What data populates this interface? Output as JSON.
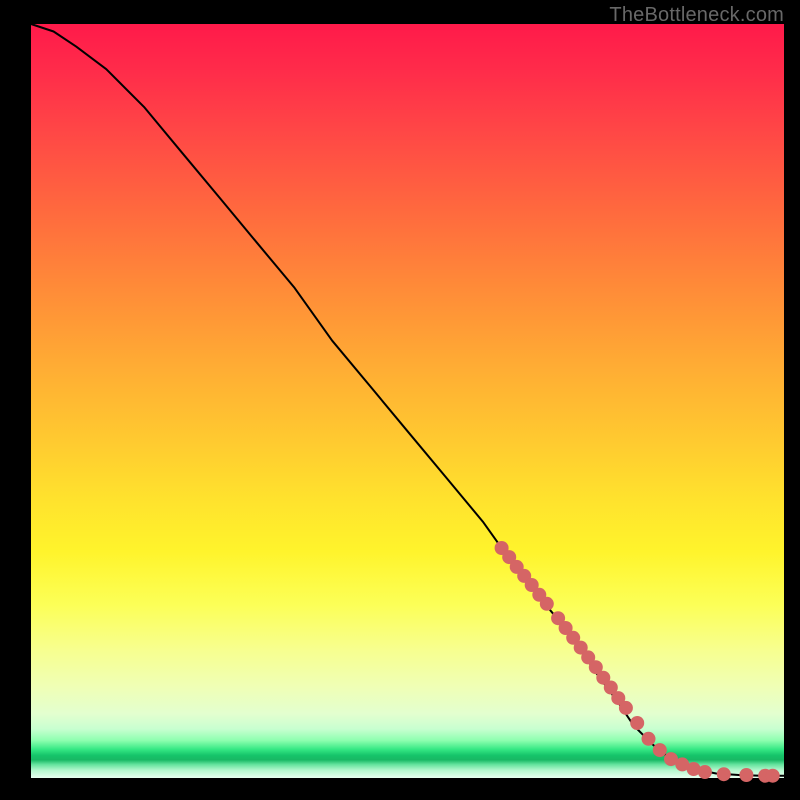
{
  "watermark": "TheBottleneck.com",
  "chart_data": {
    "type": "line",
    "title": "",
    "xlabel": "",
    "ylabel": "",
    "xlim": [
      0,
      100
    ],
    "ylim": [
      0,
      100
    ],
    "grid": false,
    "series": [
      {
        "name": "curve",
        "x": [
          0,
          3,
          6,
          10,
          15,
          20,
          25,
          30,
          35,
          40,
          45,
          50,
          55,
          60,
          65,
          70,
          73,
          75,
          78,
          80,
          82.5,
          85,
          88,
          91,
          94,
          97,
          100
        ],
        "y": [
          100,
          99,
          97,
          94,
          89,
          83,
          77,
          71,
          65,
          58,
          52,
          46,
          40,
          34,
          27,
          21,
          17,
          14,
          10,
          7,
          4.5,
          2.5,
          1.2,
          0.6,
          0.4,
          0.3,
          0.3
        ]
      },
      {
        "name": "highlight-dots",
        "x": [
          62.5,
          63.5,
          64.5,
          65.5,
          66.5,
          67.5,
          68.5,
          70.0,
          71.0,
          72.0,
          73.0,
          74.0,
          75.0,
          76.0,
          77.0,
          78.0,
          79.0,
          80.5,
          82.0,
          83.5,
          85.0,
          86.5,
          88.0,
          89.5,
          92.0,
          95.0,
          97.5,
          98.5
        ],
        "y": [
          30.5,
          29.3,
          28.0,
          26.8,
          25.6,
          24.3,
          23.1,
          21.2,
          19.9,
          18.6,
          17.3,
          16.0,
          14.7,
          13.3,
          12.0,
          10.6,
          9.3,
          7.3,
          5.2,
          3.7,
          2.5,
          1.8,
          1.2,
          0.8,
          0.5,
          0.4,
          0.3,
          0.3
        ]
      }
    ],
    "colors": {
      "curve": "#000000",
      "dots": "#d56565"
    }
  }
}
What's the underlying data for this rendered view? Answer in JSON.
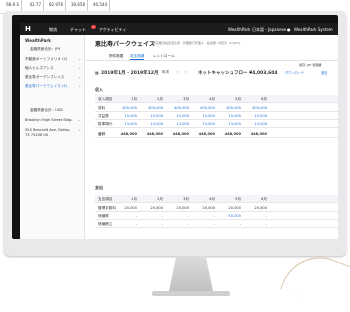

> [Your task]
Copy every line of the listing containing the string "What".

> [Output of the task]
What data populates this interface? Output as JSON.
What's the underlying data for this rendered view? Answer in JSON.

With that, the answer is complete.